— begin Excerpted records —

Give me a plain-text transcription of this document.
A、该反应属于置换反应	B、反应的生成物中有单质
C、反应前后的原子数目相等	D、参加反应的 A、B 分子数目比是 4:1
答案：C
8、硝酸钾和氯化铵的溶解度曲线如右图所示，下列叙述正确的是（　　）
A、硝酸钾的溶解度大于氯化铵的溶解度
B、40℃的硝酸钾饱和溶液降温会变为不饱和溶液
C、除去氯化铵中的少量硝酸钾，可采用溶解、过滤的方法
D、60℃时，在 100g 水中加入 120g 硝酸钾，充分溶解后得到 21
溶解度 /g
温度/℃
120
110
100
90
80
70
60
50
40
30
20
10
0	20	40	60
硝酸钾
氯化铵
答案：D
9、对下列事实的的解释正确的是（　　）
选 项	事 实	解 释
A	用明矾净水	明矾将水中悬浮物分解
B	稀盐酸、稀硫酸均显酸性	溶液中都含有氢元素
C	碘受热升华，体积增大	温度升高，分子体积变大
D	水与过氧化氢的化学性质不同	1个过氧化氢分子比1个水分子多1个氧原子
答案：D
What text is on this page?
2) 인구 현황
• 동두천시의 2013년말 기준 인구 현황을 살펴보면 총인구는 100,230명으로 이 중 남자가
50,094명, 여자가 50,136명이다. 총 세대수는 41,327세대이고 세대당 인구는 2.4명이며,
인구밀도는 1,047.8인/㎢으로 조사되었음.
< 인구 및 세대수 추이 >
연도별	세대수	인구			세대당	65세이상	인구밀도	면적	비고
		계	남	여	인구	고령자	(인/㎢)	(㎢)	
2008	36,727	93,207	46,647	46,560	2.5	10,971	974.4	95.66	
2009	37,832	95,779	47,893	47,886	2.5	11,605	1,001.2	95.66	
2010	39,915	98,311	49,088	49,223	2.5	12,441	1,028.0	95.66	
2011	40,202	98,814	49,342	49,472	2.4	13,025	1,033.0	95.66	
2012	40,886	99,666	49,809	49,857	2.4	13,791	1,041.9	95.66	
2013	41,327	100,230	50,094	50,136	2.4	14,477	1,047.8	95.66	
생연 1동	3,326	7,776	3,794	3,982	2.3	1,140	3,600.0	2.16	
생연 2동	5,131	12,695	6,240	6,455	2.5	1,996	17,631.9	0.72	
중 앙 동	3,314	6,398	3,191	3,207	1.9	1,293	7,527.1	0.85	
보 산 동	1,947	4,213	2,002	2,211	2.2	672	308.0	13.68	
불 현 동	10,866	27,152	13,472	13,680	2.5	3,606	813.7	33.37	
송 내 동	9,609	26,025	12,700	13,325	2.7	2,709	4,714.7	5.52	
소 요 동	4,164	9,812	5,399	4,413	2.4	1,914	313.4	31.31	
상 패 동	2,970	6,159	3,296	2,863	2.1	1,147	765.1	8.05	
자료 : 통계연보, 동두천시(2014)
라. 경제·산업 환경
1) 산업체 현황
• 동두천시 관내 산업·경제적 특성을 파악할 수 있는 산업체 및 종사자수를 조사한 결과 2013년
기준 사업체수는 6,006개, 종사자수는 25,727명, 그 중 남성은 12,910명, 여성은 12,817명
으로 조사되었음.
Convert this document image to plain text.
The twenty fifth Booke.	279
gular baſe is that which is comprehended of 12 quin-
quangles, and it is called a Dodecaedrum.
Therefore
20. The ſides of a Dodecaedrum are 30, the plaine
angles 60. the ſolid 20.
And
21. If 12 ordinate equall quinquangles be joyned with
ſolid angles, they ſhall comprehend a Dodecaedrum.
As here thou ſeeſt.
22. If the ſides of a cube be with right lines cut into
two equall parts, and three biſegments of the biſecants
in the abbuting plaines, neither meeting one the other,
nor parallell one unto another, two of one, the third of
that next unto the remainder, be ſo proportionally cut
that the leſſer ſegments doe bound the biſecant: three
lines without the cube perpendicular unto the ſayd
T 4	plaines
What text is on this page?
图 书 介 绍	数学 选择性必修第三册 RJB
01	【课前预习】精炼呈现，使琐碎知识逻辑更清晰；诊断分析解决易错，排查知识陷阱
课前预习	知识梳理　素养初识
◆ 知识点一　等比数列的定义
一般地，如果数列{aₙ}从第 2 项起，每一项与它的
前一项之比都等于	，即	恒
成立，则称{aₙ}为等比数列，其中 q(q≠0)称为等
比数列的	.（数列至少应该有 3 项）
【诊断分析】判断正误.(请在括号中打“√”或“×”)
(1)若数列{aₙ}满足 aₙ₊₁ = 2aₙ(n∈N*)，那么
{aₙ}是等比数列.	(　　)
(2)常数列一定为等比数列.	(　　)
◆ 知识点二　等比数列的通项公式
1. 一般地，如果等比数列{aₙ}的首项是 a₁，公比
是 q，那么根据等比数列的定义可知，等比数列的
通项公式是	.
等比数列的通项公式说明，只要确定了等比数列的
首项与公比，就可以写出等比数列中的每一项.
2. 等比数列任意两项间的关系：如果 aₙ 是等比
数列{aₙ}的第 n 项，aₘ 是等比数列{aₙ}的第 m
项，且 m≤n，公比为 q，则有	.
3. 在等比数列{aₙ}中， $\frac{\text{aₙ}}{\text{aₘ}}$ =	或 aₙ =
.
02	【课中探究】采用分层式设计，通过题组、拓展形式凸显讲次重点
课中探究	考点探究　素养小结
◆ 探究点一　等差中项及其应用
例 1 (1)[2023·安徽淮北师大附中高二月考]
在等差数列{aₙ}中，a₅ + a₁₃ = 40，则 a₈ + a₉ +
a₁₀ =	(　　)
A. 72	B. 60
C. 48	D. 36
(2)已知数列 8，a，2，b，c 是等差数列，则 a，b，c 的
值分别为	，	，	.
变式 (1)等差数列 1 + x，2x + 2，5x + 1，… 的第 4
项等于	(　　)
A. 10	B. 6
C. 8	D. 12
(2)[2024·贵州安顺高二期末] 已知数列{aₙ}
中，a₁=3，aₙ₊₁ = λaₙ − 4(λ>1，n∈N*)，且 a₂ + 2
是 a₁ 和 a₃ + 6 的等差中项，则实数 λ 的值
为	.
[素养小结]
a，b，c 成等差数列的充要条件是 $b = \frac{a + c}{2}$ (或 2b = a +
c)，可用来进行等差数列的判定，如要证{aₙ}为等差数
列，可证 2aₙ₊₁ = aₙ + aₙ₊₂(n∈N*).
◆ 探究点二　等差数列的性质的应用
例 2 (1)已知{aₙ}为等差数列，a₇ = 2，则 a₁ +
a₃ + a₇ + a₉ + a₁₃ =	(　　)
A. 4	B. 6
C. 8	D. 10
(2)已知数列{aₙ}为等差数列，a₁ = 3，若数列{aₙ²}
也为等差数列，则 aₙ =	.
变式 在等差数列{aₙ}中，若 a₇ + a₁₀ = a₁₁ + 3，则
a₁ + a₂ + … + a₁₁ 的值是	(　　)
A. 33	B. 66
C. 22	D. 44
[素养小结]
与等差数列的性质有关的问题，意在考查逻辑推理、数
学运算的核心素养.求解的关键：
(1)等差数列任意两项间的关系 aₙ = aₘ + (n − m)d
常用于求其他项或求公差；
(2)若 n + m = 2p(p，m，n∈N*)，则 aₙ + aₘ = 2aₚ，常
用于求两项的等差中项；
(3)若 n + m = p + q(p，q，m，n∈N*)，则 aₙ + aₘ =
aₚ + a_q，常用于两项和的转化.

— end Excerpted records —

Written problem: Reproduce every line of the material above exactly.

Result:
Give me a plain-text transcription of this document.
A、该反应属于置换反应	B、反应的生成物中有单质
C、反应前后的原子数目相等	D、参加反应的 A、B 分子数目比是 4:1
答案：C
8、硝酸钾和氯化铵的溶解度曲线如右图所示，下列叙述正确的是（　　）
A、硝酸钾的溶解度大于氯化铵的溶解度
B、40℃的硝酸钾饱和溶液降温会变为不饱和溶液
C、除去氯化铵中的少量硝酸钾，可采用溶解、过滤的方法
D、60℃时，在 100g 水中加入 120g 硝酸钾，充分溶解后得到 21
溶解度 /g
温度/℃
120
110
100
90
80
70
60
50
40
30
20
10
0	20	40	60
硝酸钾
氯化铵
答案：D
9、对下列事实的的解释正确的是（　　）
选 项	事 实	解 释
A	用明矾净水	明矾将水中悬浮物分解
B	稀盐酸、稀硫酸均显酸性	溶液中都含有氢元素
C	碘受热升华，体积增大	温度升高，分子体积变大
D	水与过氧化氢的化学性质不同	1个过氧化氢分子比1个水分子多1个氧原子
答案：D
What text is on this page?
2) 인구 현황
• 동두천시의 2013년말 기준 인구 현황을 살펴보면 총인구는 100,230명으로 이 중 남자가
50,094명, 여자가 50,136명이다. 총 세대수는 41,327세대이고 세대당 인구는 2.4명이며,
인구밀도는 1,047.8인/㎢으로 조사되었음.
< 인구 및 세대수 추이 >
연도별	세대수	인구			세대당	65세이상	인구밀도	면적	비고
		계	남	여	인구	고령자	(인/㎢)	(㎢)	
2008	36,727	93,207	46,647	46,560	2.5	10,971	974.4	95.66	
2009	37,832	95,779	47,893	47,886	2.5	11,605	1,001.2	95.66	
2010	39,915	98,311	49,088	49,223	2.5	12,441	1,028.0	95.66	
2011	40,202	98,814	49,342	49,472	2.4	13,025	1,033.0	95.66	
2012	40,886	99,666	49,809	49,857	2.4	13,791	1,041.9	95.66	
2013	41,327	100,230	50,094	50,136	2.4	14,477	1,047.8	95.66	
생연 1동	3,326	7,776	3,794	3,982	2.3	1,140	3,600.0	2.16	
생연 2동	5,131	12,695	6,240	6,455	2.5	1,996	17,631.9	0.72	
중 앙 동	3,314	6,398	3,191	3,207	1.9	1,293	7,527.1	0.85	
보 산 동	1,947	4,213	2,002	2,211	2.2	672	308.0	13.68	
불 현 동	10,866	27,152	13,472	13,680	2.5	3,606	813.7	33.37	
송 내 동	9,609	26,025	12,700	13,325	2.7	2,709	4,714.7	5.52	
소 요 동	4,164	9,812	5,399	4,413	2.4	1,914	313.4	31.31	
상 패 동	2,970	6,159	3,296	2,863	2.1	1,147	765.1	8.05	
자료 : 통계연보, 동두천시(2014)
라. 경제·산업 환경
1) 산업체 현황
• 동두천시 관내 산업·경제적 특성을 파악할 수 있는 산업체 및 종사자수를 조사한 결과 2013년
기준 사업체수는 6,006개, 종사자수는 25,727명, 그 중 남성은 12,910명, 여성은 12,817명
으로 조사되었음.
Convert this document image to plain text.
The twenty fifth Booke.	279
gular baſe is that which is comprehended of 12 quin-
quangles, and it is called a Dodecaedrum.
Therefore
20. The ſides of a Dodecaedrum are 30, the plaine
angles 60. the ſolid 20.
And
21. If 12 ordinate equall quinquangles be joyned with
ſolid angles, they ſhall comprehend a Dodecaedrum.
As here thou ſeeſt.
22. If the ſides of a cube be with right lines cut into
two equall parts, and three biſegments of the biſecants
in the abbuting plaines, neither meeting one the other,
nor parallell one unto another, two of one, the third of
that next unto the remainder, be ſo proportionally cut
that the leſſer ſegments doe bound the biſecant: three
lines without the cube perpendicular unto the ſayd
T 4	plaines
What text is on this page?
图 书 介 绍	数学 选择性必修第三册 RJB
01	【课前预习】精炼呈现，使琐碎知识逻辑更清晰；诊断分析解决易错，排查知识陷阱
课前预习	知识梳理　素养初识
◆ 知识点一　等比数列的定义
一般地，如果数列{aₙ}从第 2 项起，每一项与它的
前一项之比都等于	，即	恒
成立，则称{aₙ}为等比数列，其中 q(q≠0)称为等
比数列的	.（数列至少应该有 3 项）
【诊断分析】判断正误.(请在括号中打“√”或“×”)
(1)若数列{aₙ}满足 aₙ₊₁ = 2aₙ(n∈N*)，那么
{aₙ}是等比数列.	(　　)
(2)常数列一定为等比数列.	(　　)
◆ 知识点二　等比数列的通项公式
1. 一般地，如果等比数列{aₙ}的首项是 a₁，公比
是 q，那么根据等比数列的定义可知，等比数列的
通项公式是	.
等比数列的通项公式说明，只要确定了等比数列的
首项与公比，就可以写出等比数列中的每一项.
2. 等比数列任意两项间的关系：如果 aₙ 是等比
数列{aₙ}的第 n 项，aₘ 是等比数列{aₙ}的第 m
项，且 m≤n，公比为 q，则有	.
3. 在等比数列{aₙ}中， $\frac{\text{aₙ}}{\text{aₘ}}$ =	或 aₙ =
.
02	【课中探究】采用分层式设计，通过题组、拓展形式凸显讲次重点
课中探究	考点探究　素养小结
◆ 探究点一　等差中项及其应用
例 1 (1)[2023·安徽淮北师大附中高二月考]
在等差数列{aₙ}中，a₅ + a₁₃ = 40，则 a₈ + a₉ +
a₁₀ =	(　　)
A. 72	B. 60
C. 48	D. 36
(2)已知数列 8，a，2，b，c 是等差数列，则 a，b，c 的
值分别为	，	，	.
变式 (1)等差数列 1 + x，2x + 2，5x + 1，… 的第 4
项等于	(　　)
A. 10	B. 6
C. 8	D. 12
(2)[2024·贵州安顺高二期末] 已知数列{aₙ}
中，a₁=3，aₙ₊₁ = λaₙ − 4(λ>1，n∈N*)，且 a₂ + 2
是 a₁ 和 a₃ + 6 的等差中项，则实数 λ 的值
为	.
[素养小结]
a，b，c 成等差数列的充要条件是 $b = \frac{a + c}{2}$ (或 2b = a +
c)，可用来进行等差数列的判定，如要证{aₙ}为等差数
列，可证 2aₙ₊₁ = aₙ + aₙ₊₂(n∈N*).
◆ 探究点二　等差数列的性质的应用
例 2 (1)已知{aₙ}为等差数列，a₇ = 2，则 a₁ +
a₃ + a₇ + a₉ + a₁₃ =	(　　)
A. 4	B. 6
C. 8	D. 10
(2)已知数列{aₙ}为等差数列，a₁ = 3，若数列{aₙ²}
也为等差数列，则 aₙ =	.
变式 在等差数列{aₙ}中，若 a₇ + a₁₀ = a₁₁ + 3，则
a₁ + a₂ + … + a₁₁ 的值是	(　　)
A. 33	B. 66
C. 22	D. 44
[素养小结]
与等差数列的性质有关的问题，意在考查逻辑推理、数
学运算的核心素养.求解的关键：
(1)等差数列任意两项间的关系 aₙ = aₘ + (n − m)d
常用于求其他项或求公差；
(2)若 n + m = 2p(p，m，n∈N*)，则 aₙ + aₘ = 2aₚ，常
用于求两项的等差中项；
(3)若 n + m = p + q(p，q，m，n∈N*)，则 aₙ + aₘ =
aₚ + a_q，常用于两项和的转化.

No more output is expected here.